## start Records shown

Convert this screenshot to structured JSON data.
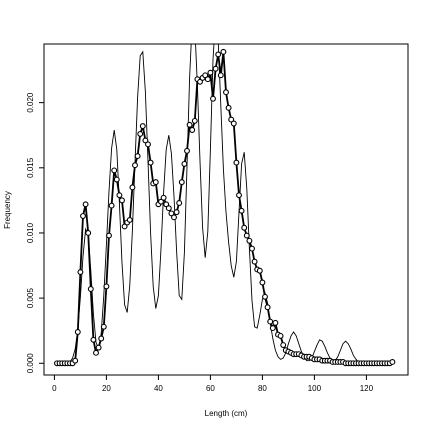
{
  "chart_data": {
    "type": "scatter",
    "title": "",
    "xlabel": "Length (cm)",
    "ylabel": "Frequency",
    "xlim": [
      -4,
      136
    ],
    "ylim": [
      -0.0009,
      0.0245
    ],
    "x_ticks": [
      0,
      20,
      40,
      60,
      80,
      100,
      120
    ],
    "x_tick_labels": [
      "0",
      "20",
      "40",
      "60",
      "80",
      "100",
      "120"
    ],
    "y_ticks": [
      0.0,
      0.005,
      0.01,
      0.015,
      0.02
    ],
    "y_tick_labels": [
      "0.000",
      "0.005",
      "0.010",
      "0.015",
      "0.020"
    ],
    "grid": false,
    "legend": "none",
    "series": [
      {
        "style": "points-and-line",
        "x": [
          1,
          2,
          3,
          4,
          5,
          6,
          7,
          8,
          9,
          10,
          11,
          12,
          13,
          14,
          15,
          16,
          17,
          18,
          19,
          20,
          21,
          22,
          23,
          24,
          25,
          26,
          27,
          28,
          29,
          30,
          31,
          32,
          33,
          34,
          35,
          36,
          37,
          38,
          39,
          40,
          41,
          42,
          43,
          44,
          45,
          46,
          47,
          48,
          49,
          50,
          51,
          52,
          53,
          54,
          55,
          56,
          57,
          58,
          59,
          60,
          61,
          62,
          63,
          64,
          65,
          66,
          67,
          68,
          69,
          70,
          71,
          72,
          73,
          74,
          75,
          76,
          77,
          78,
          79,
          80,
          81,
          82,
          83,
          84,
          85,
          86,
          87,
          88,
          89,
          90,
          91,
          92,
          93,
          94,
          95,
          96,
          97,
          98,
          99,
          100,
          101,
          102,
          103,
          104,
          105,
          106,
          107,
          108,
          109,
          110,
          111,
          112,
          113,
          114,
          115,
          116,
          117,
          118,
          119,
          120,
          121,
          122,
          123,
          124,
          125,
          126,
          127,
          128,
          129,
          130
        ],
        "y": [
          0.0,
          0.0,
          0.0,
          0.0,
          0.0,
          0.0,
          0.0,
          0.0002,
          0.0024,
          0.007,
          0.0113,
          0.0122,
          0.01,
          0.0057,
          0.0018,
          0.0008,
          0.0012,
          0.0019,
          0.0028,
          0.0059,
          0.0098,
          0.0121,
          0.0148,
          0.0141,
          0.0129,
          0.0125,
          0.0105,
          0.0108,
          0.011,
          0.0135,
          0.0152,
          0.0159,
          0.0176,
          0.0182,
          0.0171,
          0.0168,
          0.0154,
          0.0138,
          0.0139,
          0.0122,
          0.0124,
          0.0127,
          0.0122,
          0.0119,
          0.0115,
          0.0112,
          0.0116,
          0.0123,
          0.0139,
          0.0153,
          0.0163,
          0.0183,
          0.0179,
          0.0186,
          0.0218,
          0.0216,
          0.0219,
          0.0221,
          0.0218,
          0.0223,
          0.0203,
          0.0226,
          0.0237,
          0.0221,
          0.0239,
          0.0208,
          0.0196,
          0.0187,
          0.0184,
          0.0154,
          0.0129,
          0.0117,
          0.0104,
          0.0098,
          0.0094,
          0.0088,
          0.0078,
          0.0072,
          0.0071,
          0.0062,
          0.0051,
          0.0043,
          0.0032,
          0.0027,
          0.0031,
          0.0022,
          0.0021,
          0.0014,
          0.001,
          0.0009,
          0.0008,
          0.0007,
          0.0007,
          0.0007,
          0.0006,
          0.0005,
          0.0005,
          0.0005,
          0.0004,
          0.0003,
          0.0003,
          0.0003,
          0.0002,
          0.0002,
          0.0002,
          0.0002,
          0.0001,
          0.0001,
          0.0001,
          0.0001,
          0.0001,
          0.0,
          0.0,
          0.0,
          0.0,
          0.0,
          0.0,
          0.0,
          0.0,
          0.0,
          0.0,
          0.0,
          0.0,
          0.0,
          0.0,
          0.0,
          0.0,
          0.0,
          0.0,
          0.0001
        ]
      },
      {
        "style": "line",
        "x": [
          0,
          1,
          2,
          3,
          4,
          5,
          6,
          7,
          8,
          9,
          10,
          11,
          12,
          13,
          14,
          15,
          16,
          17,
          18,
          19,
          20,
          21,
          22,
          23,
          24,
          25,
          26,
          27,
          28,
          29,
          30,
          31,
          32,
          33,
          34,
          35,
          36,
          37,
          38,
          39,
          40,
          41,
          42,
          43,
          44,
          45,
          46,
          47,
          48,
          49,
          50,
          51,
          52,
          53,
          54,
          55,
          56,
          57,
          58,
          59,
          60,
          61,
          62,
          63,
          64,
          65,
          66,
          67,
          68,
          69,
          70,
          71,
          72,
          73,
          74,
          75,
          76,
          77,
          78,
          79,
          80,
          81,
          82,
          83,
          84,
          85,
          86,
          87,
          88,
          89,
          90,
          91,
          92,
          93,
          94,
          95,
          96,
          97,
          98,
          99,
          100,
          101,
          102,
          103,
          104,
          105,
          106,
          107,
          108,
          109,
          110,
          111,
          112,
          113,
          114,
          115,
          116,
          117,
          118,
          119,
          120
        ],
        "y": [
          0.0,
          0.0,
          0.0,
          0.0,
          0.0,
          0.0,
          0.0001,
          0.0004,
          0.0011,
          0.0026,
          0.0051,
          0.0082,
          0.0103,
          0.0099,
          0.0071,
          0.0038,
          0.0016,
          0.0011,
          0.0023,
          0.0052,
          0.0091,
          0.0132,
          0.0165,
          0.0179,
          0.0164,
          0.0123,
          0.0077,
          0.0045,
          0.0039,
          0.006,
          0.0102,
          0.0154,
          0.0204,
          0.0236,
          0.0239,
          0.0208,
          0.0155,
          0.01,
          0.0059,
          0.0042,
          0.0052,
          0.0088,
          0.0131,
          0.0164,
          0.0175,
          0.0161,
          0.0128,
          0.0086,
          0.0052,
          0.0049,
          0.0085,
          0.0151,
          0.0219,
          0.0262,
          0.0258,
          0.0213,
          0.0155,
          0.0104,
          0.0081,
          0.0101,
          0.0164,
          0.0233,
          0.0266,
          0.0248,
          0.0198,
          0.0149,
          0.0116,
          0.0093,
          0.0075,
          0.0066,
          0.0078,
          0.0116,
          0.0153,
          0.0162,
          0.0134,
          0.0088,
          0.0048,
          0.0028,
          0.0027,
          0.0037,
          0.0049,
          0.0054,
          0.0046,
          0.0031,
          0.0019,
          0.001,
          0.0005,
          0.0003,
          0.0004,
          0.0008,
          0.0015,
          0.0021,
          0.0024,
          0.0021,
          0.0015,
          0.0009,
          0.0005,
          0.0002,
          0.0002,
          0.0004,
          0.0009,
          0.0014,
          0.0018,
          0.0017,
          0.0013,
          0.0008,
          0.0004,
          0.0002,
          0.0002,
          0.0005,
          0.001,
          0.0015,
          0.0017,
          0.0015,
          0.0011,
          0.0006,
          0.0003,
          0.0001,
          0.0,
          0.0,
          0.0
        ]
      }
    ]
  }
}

## end Records shown
## start Records shown

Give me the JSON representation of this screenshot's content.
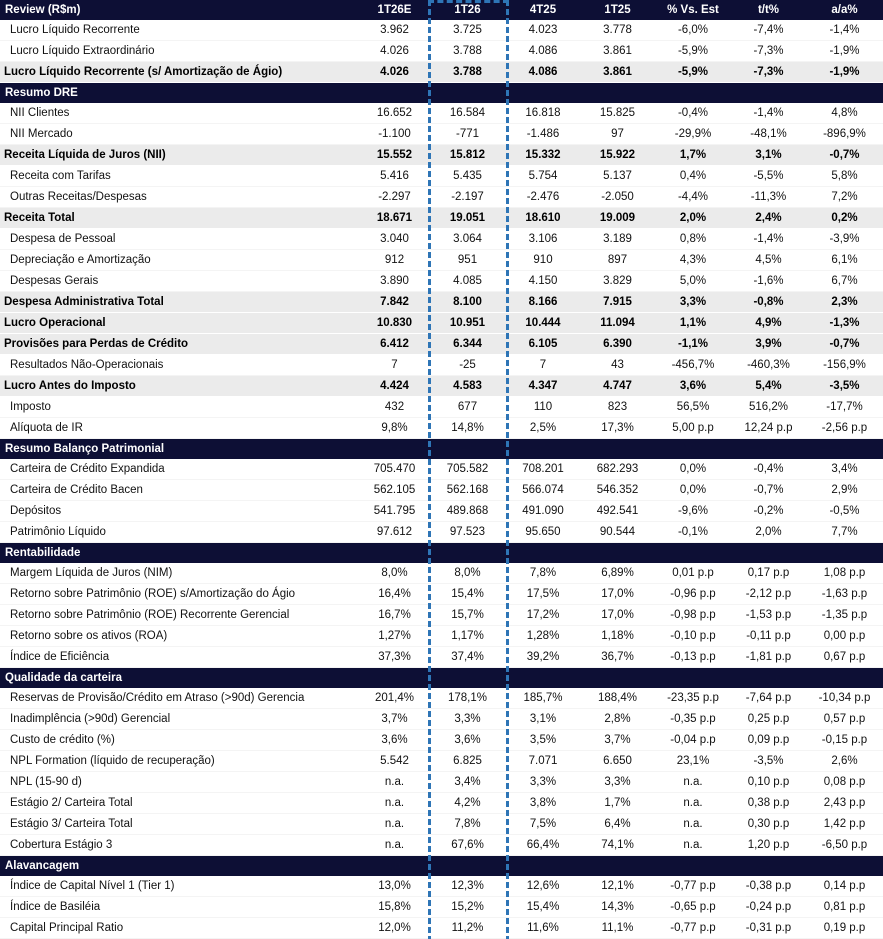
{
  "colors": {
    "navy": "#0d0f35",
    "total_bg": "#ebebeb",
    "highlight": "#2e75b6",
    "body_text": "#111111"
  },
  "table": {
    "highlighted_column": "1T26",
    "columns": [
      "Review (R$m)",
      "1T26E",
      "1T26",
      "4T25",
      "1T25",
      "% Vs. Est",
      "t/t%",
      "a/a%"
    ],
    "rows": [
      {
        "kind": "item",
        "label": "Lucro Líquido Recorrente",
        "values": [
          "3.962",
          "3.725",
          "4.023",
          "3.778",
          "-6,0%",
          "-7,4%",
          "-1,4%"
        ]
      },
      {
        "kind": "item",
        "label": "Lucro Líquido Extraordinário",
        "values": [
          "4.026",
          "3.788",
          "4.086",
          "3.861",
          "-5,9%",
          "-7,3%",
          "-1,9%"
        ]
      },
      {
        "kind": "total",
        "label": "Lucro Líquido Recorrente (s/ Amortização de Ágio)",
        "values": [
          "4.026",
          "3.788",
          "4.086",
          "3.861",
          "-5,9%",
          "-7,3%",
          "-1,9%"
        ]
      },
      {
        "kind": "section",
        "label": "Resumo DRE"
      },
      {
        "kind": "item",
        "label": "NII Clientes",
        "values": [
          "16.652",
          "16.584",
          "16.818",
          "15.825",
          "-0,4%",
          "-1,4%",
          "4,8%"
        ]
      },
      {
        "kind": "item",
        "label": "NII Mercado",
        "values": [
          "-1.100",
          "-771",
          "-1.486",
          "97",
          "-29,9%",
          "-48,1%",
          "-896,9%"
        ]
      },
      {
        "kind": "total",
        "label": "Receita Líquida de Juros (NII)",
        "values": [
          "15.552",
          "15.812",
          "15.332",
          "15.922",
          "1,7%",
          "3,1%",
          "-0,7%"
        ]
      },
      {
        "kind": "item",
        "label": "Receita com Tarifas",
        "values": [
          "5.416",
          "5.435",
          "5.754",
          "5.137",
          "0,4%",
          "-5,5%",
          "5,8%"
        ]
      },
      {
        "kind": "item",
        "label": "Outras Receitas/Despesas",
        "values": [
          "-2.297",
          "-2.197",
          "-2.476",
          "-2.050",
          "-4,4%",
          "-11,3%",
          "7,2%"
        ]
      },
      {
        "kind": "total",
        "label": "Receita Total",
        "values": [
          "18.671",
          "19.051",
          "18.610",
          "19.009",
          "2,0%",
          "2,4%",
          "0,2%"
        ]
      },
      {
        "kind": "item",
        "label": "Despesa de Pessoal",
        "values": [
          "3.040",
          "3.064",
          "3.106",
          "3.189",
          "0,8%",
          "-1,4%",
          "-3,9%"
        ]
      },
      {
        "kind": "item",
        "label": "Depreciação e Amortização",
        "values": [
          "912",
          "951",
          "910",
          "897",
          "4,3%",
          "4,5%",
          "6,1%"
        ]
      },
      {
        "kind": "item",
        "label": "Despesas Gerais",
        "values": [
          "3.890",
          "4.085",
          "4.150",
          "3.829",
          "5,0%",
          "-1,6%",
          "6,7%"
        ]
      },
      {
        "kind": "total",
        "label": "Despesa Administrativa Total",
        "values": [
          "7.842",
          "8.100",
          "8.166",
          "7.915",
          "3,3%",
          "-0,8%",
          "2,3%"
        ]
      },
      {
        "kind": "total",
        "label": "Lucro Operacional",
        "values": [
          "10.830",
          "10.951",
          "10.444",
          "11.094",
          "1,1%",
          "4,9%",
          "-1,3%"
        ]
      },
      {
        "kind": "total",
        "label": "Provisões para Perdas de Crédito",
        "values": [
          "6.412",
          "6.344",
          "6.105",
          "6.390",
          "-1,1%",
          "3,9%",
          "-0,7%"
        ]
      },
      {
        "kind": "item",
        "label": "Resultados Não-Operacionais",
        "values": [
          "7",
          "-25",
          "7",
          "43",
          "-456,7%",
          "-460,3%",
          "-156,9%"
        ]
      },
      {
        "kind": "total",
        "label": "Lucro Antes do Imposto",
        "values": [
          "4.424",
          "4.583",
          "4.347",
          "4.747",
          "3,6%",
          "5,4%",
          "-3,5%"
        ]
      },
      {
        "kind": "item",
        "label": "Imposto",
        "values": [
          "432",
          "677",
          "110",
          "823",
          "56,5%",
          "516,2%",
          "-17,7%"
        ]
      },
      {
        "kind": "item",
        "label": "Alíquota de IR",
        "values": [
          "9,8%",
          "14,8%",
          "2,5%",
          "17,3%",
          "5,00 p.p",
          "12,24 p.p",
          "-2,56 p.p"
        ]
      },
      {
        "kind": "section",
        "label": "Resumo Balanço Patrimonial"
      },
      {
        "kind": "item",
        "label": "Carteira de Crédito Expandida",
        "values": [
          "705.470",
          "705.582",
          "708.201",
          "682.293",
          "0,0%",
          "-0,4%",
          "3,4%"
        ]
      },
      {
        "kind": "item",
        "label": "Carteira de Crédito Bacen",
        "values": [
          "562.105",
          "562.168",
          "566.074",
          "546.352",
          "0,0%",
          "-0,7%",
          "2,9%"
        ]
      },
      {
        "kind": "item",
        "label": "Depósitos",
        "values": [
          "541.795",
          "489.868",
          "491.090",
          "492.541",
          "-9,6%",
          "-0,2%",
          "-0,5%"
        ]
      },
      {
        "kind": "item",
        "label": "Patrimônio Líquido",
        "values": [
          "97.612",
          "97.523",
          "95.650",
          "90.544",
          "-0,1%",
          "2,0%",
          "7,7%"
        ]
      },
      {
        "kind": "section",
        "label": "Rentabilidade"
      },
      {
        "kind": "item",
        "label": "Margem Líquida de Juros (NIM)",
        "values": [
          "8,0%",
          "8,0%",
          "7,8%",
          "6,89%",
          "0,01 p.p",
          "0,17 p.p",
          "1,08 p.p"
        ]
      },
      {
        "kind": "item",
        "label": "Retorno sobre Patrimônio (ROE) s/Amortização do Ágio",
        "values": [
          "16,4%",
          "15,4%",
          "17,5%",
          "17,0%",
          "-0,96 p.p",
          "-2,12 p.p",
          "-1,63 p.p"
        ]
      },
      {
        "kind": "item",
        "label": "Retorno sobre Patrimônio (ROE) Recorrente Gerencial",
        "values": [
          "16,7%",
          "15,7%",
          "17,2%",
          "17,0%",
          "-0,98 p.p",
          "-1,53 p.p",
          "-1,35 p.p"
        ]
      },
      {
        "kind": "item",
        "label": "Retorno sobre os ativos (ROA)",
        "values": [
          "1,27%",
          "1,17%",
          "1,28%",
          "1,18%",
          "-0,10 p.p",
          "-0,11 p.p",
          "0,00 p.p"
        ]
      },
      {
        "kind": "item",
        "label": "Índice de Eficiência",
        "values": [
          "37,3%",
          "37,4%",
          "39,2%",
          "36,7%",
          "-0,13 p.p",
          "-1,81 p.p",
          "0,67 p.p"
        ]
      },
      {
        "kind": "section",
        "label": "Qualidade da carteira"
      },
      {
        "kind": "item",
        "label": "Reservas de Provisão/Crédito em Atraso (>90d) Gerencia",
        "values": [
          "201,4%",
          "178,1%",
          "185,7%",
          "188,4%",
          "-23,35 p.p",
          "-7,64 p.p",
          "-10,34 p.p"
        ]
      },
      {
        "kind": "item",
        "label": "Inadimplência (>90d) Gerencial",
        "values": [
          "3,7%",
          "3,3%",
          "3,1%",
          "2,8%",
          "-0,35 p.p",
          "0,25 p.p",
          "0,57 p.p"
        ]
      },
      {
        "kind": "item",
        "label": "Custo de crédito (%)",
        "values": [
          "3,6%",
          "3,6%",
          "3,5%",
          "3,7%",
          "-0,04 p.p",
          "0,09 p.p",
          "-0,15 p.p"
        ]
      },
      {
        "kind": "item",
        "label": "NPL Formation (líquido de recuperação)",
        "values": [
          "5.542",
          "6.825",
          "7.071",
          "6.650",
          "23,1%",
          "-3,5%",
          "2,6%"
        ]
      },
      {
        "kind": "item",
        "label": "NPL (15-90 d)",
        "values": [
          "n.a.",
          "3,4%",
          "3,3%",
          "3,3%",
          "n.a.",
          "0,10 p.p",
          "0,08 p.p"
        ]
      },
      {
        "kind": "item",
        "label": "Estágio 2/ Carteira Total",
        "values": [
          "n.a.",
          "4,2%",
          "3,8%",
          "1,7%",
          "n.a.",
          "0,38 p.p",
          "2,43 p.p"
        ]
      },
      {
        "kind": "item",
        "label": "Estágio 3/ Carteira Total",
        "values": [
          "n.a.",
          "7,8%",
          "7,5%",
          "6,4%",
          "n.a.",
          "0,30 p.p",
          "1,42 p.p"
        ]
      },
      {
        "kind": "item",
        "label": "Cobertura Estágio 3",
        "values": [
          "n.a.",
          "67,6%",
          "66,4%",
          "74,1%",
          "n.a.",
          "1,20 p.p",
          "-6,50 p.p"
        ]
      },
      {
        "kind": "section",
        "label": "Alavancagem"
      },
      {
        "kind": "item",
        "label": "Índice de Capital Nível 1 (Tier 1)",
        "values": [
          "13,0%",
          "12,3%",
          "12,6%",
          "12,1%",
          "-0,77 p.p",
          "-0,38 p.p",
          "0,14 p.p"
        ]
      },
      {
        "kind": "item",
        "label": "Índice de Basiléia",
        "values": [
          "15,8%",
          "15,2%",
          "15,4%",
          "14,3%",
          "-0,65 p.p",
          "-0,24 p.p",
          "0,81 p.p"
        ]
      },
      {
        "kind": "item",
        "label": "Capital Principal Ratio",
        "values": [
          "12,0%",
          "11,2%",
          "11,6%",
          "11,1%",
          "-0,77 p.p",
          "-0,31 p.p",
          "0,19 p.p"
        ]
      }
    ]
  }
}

## end Records shown
## start Records shown

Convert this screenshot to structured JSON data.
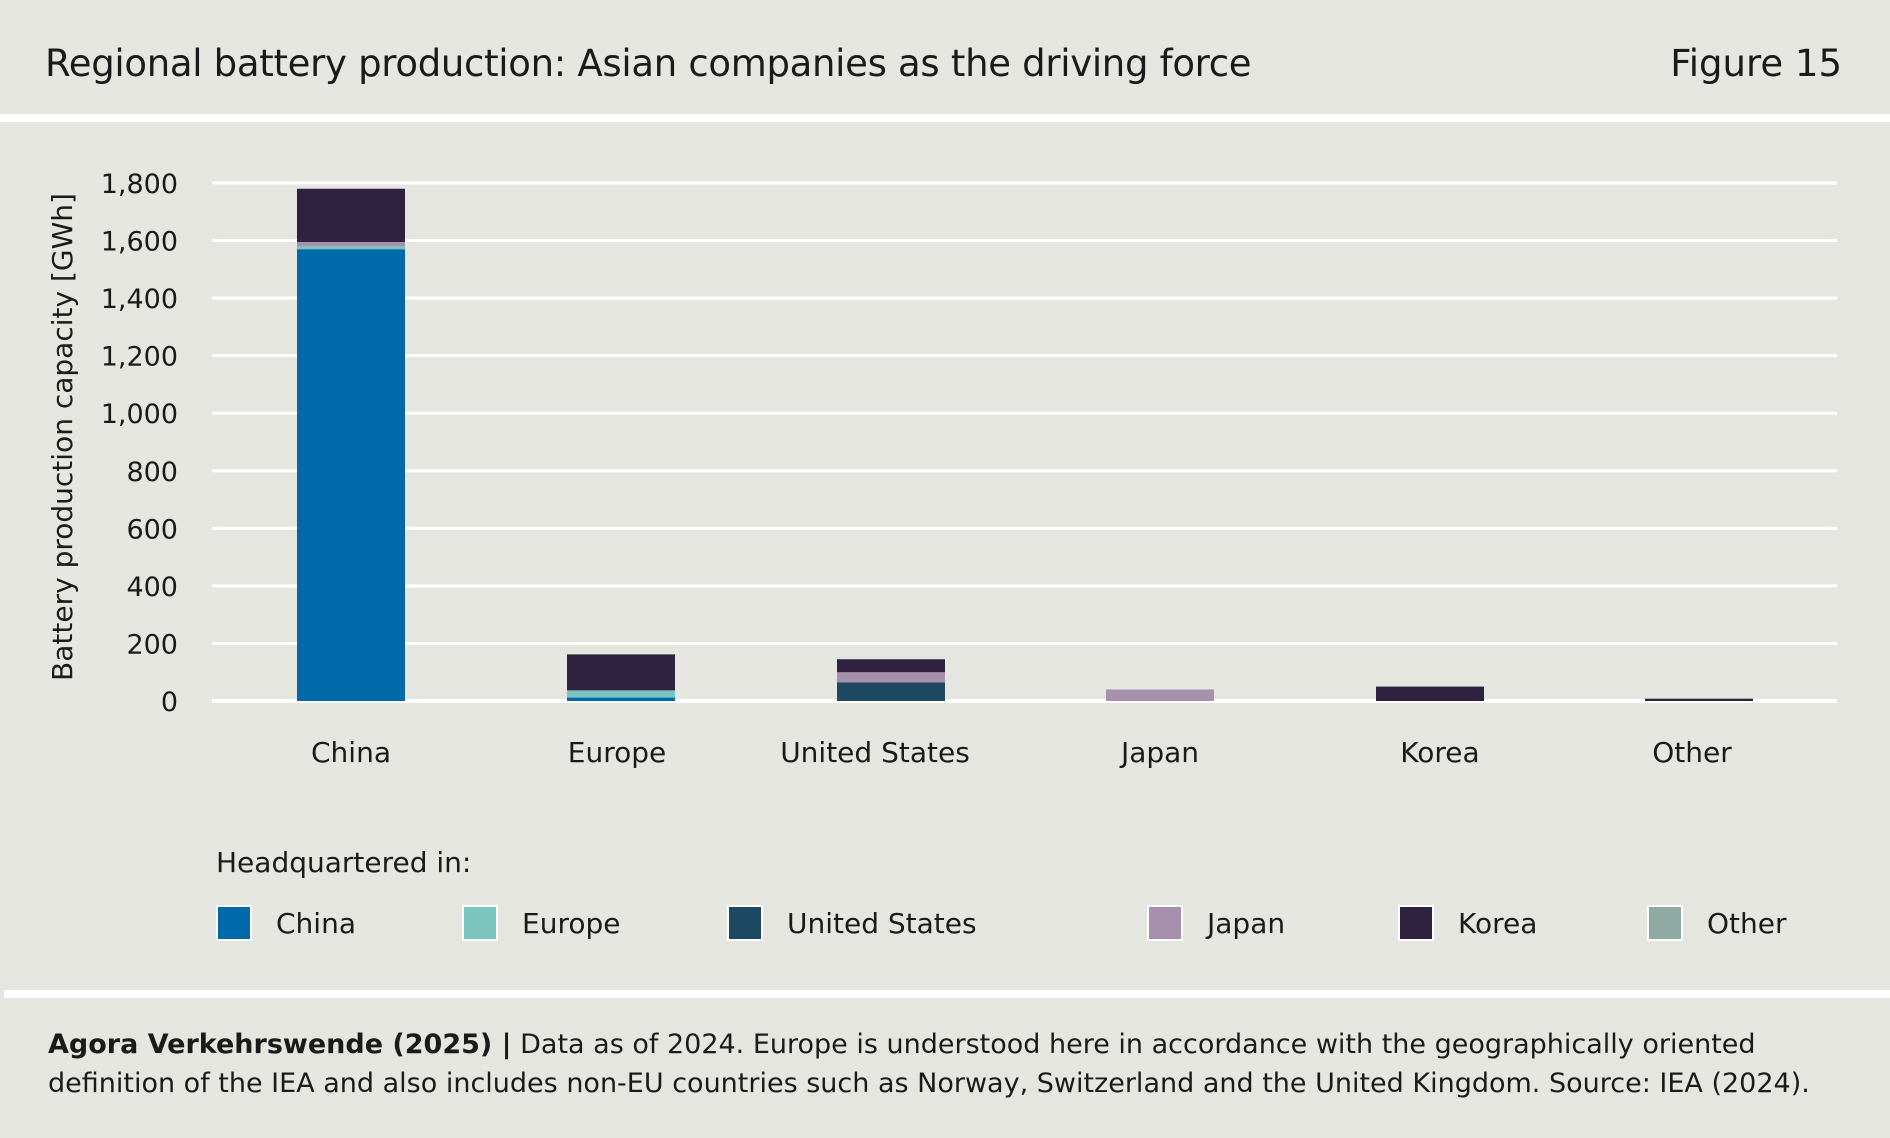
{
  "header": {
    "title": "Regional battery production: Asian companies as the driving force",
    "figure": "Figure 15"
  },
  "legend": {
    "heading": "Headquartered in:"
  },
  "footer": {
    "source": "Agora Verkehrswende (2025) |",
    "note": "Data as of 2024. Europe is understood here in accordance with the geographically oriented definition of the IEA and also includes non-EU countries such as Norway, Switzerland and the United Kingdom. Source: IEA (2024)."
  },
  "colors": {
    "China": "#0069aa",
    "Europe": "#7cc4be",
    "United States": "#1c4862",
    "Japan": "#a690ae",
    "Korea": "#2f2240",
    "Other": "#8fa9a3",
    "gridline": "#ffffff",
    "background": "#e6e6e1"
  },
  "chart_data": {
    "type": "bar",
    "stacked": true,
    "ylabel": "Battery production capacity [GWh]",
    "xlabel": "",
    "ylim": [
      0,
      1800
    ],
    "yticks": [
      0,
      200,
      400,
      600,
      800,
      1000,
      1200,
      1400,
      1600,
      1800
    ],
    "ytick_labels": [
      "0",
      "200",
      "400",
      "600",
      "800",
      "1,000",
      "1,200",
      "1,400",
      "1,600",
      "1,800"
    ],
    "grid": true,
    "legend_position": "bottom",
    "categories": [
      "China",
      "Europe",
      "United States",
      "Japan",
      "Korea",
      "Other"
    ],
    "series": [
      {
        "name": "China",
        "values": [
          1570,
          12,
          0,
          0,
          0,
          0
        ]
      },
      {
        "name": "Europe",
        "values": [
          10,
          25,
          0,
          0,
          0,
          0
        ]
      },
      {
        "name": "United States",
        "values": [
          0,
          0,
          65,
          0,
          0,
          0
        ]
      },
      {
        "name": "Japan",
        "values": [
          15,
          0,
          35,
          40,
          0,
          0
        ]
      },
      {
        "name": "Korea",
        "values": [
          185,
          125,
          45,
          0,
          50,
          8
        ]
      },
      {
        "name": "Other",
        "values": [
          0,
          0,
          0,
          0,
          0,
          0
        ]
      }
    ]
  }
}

## end Records shown

Requirements: Return each full line of the entries that contains the word "Europe".

Exercise response:
    "note": "Data as of 2024. Europe is understood here in accordance with the geographically oriented definition of the IEA and also includes non-EU countries such as Norway, Switzerland and the United Kingdom. Source: IEA (2024)."
    "Europe": "#7cc4be",
      "Europe",
        "name": "Europe",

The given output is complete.